### INPUT DATA ###

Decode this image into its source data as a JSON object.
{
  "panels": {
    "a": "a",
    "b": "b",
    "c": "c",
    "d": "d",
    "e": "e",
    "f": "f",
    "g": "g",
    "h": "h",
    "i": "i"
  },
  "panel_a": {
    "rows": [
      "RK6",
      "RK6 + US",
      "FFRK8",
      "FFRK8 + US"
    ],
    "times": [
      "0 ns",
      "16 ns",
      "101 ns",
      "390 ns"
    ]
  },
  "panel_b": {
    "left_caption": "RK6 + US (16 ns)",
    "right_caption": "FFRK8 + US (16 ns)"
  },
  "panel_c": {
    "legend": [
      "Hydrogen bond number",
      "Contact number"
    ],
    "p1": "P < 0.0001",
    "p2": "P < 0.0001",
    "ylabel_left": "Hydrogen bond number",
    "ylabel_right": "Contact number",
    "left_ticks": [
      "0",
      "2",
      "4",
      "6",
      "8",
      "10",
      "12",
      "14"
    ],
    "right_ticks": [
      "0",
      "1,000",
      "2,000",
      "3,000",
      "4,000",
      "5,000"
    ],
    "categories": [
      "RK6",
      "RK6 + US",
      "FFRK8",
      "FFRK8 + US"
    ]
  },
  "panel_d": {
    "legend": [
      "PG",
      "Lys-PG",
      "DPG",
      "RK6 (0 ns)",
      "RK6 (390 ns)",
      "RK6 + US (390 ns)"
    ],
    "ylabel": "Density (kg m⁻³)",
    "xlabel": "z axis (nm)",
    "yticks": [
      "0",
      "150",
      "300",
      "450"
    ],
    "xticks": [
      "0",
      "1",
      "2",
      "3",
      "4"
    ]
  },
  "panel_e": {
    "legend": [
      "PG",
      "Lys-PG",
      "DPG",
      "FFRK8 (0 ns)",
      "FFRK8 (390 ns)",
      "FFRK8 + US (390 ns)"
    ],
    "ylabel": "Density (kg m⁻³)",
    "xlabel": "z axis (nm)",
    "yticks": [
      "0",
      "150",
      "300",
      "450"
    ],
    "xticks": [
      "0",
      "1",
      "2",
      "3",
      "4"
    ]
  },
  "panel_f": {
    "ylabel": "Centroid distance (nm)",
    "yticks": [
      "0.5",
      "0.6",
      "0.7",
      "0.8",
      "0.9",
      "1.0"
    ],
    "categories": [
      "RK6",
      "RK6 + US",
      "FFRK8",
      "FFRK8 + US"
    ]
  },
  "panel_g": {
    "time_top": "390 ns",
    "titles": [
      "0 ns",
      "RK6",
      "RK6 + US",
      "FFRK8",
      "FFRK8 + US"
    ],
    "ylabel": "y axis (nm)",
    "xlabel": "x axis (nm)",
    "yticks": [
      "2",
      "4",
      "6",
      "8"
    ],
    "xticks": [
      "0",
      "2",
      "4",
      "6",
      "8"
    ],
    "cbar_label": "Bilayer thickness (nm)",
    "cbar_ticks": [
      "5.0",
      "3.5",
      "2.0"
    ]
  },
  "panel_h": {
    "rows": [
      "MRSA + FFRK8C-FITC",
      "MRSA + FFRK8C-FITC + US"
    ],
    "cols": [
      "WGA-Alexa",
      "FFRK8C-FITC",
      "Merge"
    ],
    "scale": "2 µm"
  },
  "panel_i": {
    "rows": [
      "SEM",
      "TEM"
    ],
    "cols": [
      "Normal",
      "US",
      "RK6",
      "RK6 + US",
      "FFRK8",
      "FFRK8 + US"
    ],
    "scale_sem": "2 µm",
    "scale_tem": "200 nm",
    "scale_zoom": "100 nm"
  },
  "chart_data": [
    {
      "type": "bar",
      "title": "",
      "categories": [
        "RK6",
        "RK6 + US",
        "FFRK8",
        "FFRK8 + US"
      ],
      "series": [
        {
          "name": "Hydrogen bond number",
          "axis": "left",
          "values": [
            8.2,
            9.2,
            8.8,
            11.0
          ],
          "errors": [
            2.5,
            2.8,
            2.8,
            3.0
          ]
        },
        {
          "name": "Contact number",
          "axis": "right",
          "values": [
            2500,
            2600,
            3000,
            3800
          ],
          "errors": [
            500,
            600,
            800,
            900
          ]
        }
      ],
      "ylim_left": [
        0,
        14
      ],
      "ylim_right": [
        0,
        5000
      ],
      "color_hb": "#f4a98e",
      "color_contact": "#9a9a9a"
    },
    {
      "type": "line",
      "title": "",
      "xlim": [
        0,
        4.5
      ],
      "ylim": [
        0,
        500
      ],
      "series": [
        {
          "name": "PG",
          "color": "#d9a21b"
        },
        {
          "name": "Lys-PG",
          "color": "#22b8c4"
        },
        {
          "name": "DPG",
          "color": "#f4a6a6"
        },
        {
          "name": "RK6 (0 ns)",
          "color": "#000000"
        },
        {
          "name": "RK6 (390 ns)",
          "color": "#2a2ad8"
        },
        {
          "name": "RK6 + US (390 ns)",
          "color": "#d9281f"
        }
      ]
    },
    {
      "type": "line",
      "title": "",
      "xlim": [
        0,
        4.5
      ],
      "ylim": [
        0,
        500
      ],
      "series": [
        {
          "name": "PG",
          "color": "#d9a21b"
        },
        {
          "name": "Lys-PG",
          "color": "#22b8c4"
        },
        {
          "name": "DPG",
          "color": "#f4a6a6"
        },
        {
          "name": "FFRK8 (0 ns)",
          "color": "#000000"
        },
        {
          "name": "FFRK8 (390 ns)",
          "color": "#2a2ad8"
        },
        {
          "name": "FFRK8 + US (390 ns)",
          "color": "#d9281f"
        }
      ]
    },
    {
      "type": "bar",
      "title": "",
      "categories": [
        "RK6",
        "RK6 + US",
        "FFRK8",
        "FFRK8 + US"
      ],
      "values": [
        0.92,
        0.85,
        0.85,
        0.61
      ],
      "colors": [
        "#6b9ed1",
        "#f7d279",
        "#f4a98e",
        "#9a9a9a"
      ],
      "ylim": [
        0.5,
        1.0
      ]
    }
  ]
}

###

## WRITTEN REQUEST
Find and copy every line in the entries above where the string "axis" occurs.

## WRITTEN RESPONSE
    "xlabel": "z axis (nm)",
    "xlabel": "z axis (nm)",
    "ylabel": "y axis (nm)",
    "xlabel": "x axis (nm)",
          "axis": "left",
          "axis": "right",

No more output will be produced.